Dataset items
____________________

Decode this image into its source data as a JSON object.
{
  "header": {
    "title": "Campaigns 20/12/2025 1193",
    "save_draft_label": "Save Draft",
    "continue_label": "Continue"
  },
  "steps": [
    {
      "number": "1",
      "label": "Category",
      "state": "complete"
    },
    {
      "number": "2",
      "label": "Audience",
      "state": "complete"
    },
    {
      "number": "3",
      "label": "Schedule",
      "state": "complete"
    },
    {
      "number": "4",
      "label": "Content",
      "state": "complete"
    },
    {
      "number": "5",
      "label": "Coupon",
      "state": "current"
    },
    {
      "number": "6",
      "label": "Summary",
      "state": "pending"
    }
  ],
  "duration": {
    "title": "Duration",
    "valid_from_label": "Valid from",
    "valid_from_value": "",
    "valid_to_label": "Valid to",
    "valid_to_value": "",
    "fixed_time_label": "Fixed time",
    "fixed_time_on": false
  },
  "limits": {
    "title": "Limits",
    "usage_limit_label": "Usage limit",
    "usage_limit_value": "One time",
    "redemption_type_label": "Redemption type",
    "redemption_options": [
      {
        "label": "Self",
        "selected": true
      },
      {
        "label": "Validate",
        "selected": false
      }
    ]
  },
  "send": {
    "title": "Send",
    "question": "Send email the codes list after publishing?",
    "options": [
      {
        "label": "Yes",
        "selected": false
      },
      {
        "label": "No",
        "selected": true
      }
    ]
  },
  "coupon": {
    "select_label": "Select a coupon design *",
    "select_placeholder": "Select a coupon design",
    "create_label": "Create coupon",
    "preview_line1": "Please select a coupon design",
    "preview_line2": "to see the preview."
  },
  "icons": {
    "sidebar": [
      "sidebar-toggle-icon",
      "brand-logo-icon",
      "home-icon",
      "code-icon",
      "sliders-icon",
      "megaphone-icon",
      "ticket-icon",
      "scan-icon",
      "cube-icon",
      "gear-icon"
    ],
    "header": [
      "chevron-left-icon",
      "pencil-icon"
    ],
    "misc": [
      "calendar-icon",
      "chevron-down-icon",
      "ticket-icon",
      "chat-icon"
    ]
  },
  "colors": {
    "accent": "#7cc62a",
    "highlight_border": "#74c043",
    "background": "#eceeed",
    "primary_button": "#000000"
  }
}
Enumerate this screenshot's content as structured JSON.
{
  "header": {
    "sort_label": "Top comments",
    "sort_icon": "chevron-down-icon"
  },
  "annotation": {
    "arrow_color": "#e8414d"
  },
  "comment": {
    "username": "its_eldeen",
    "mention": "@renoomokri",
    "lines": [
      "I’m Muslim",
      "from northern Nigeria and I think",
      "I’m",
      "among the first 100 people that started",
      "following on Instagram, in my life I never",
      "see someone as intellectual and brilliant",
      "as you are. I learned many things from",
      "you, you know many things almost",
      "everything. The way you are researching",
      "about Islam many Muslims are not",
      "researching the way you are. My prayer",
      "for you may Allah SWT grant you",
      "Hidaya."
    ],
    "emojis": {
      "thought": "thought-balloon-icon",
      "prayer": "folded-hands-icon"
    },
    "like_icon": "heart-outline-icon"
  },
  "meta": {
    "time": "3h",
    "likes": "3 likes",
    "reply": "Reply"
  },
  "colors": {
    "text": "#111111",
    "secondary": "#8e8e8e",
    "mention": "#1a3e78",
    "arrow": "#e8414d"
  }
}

____________________

* CHALLENGE *
Read through the entries and copy every line that includes "many".

* COMPLETE ANSWER *
      "as you are. I learned many things from",
      "you, you know many things almost",
      "about Islam many Muslims are not",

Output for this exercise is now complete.